§ What is required
Search the listing for the string "ESTADO" and copy every line that contains it.
━━━ Dataset
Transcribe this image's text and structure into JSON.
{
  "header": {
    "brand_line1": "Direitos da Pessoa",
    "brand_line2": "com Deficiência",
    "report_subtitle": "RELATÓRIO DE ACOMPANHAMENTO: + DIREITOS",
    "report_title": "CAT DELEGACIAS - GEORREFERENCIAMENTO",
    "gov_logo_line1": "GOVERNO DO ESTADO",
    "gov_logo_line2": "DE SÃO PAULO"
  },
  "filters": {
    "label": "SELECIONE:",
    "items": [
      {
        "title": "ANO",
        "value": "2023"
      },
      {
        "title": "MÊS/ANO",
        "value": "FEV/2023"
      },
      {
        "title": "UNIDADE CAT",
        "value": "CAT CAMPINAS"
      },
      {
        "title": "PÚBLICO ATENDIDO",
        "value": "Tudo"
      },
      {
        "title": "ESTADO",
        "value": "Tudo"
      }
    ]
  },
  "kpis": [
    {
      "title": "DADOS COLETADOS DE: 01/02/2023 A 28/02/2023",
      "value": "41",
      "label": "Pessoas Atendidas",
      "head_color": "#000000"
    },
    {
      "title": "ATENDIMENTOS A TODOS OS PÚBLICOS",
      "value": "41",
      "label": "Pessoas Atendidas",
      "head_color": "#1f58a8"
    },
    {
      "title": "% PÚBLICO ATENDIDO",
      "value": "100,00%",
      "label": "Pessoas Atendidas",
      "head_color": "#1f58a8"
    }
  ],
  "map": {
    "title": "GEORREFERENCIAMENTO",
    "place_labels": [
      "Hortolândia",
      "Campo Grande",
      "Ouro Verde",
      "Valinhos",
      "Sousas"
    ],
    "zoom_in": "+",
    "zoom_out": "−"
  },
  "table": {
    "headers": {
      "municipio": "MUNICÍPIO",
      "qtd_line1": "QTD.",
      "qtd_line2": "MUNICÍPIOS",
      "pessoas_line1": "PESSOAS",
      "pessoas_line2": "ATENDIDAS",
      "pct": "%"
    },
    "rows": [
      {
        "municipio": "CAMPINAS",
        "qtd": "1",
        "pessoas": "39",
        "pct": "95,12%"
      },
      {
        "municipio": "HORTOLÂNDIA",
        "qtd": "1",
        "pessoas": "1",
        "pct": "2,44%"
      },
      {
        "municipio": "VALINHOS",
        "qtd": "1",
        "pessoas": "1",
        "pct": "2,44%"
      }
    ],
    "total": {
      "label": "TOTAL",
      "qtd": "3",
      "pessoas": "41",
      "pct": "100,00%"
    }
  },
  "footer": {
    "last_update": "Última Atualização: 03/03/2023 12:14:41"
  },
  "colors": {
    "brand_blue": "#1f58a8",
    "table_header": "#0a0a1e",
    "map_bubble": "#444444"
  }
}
━━━━━━
§ Worked solution
    "gov_logo_line1": "GOVERNO DO ESTADO",
        "title": "ESTADO",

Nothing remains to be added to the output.